(GIVEN REQUEST):
Send each entry back exactly as given, pictures excluded.

(STORED RECORDS):

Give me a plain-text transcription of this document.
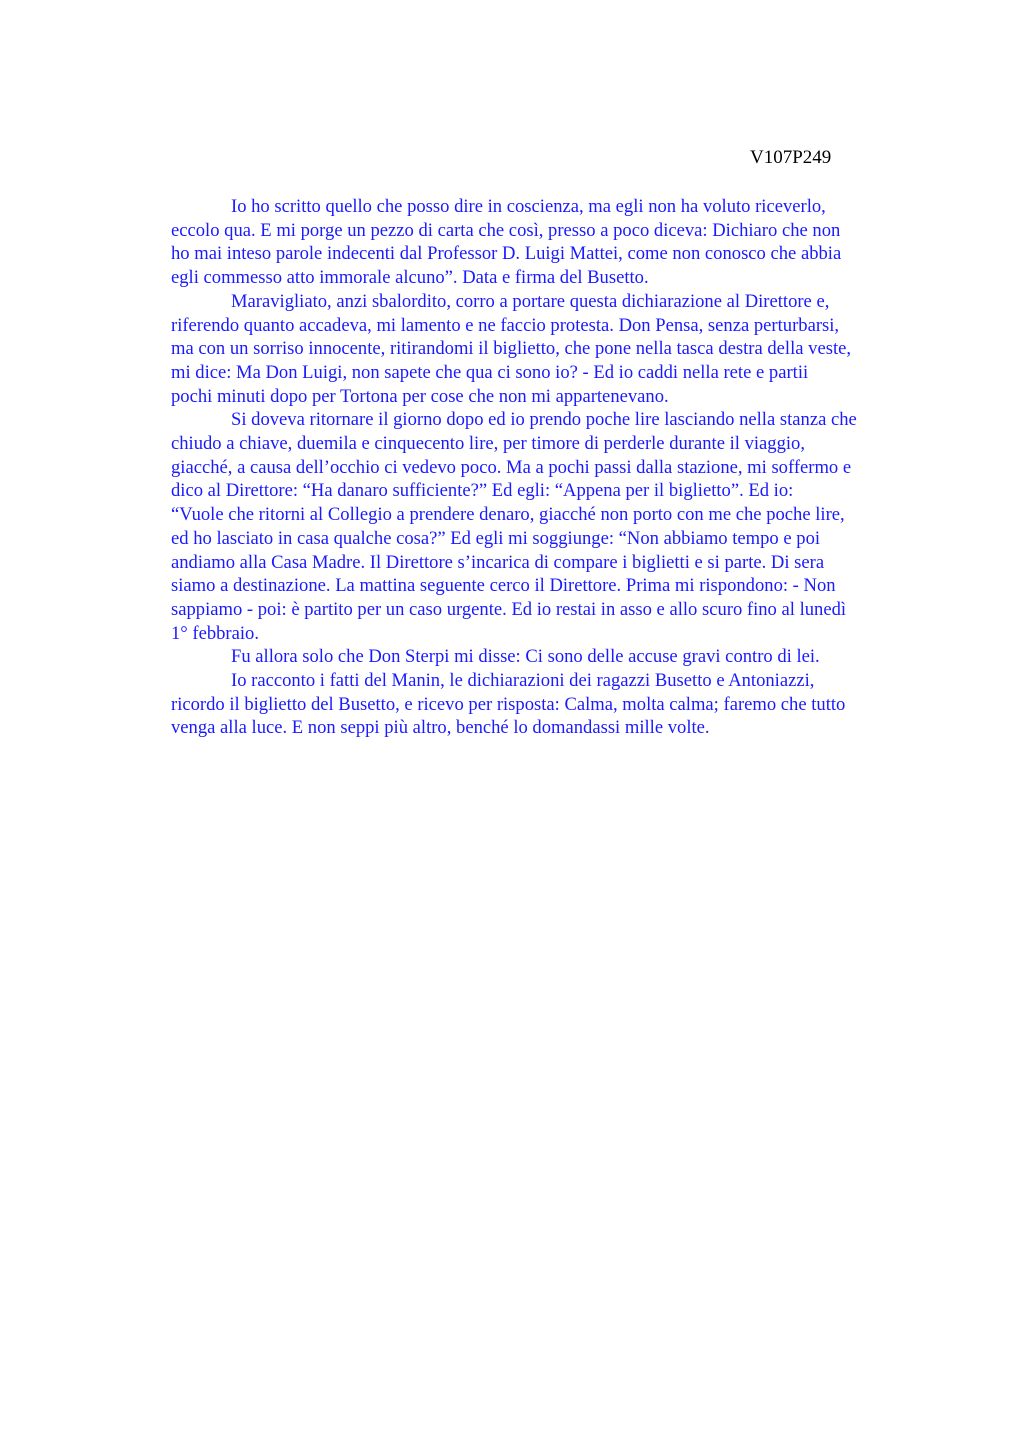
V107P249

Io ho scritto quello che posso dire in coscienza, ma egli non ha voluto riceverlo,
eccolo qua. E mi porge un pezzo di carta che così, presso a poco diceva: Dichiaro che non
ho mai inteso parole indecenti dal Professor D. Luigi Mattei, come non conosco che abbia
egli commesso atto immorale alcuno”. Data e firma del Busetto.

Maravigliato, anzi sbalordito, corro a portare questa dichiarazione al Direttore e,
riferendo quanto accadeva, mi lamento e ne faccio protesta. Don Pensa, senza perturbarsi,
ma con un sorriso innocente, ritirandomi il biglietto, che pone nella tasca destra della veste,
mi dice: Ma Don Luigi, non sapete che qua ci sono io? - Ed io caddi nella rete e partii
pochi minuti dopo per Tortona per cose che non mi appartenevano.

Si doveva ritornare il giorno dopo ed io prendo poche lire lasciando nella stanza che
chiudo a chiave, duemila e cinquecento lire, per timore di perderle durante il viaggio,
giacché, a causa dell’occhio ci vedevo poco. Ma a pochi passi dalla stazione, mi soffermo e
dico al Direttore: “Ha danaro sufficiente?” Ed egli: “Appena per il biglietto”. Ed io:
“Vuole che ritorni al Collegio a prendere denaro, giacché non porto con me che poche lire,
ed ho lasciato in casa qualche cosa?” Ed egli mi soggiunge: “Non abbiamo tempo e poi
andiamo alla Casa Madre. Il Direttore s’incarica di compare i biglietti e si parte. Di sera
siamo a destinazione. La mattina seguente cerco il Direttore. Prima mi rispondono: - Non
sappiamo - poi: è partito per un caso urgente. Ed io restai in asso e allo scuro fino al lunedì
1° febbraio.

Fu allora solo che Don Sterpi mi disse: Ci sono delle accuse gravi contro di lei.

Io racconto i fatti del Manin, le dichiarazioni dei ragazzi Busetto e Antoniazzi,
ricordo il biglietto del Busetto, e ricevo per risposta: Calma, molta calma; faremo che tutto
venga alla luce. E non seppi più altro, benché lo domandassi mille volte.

(TASK SOLUTION):
Give me a plain-text transcription of this document.
V107P249

Io ho scritto quello che posso dire in coscienza, ma egli non ha voluto riceverlo,
eccolo qua. E mi porge un pezzo di carta che così, presso a poco diceva: Dichiaro che non
ho mai inteso parole indecenti dal Professor D. Luigi Mattei, come non conosco che abbia
egli commesso atto immorale alcuno”. Data e firma del Busetto.

Maravigliato, anzi sbalordito, corro a portare questa dichiarazione al Direttore e,
riferendo quanto accadeva, mi lamento e ne faccio protesta. Don Pensa, senza perturbarsi,
ma con un sorriso innocente, ritirandomi il biglietto, che pone nella tasca destra della veste,
mi dice: Ma Don Luigi, non sapete che qua ci sono io? - Ed io caddi nella rete e partii
pochi minuti dopo per Tortona per cose che non mi appartenevano.

Si doveva ritornare il giorno dopo ed io prendo poche lire lasciando nella stanza che
chiudo a chiave, duemila e cinquecento lire, per timore di perderle durante il viaggio,
giacché, a causa dell’occhio ci vedevo poco. Ma a pochi passi dalla stazione, mi soffermo e
dico al Direttore: “Ha danaro sufficiente?” Ed egli: “Appena per il biglietto”. Ed io:
“Vuole che ritorni al Collegio a prendere denaro, giacché non porto con me che poche lire,
ed ho lasciato in casa qualche cosa?” Ed egli mi soggiunge: “Non abbiamo tempo e poi
andiamo alla Casa Madre. Il Direttore s’incarica di compare i biglietti e si parte. Di sera
siamo a destinazione. La mattina seguente cerco il Direttore. Prima mi rispondono: - Non
sappiamo - poi: è partito per un caso urgente. Ed io restai in asso e allo scuro fino al lunedì
1° febbraio.

Fu allora solo che Don Sterpi mi disse: Ci sono delle accuse gravi contro di lei.

Io racconto i fatti del Manin, le dichiarazioni dei ragazzi Busetto e Antoniazzi,
ricordo il biglietto del Busetto, e ricevo per risposta: Calma, molta calma; faremo che tutto
venga alla luce. E non seppi più altro, benché lo domandassi mille volte.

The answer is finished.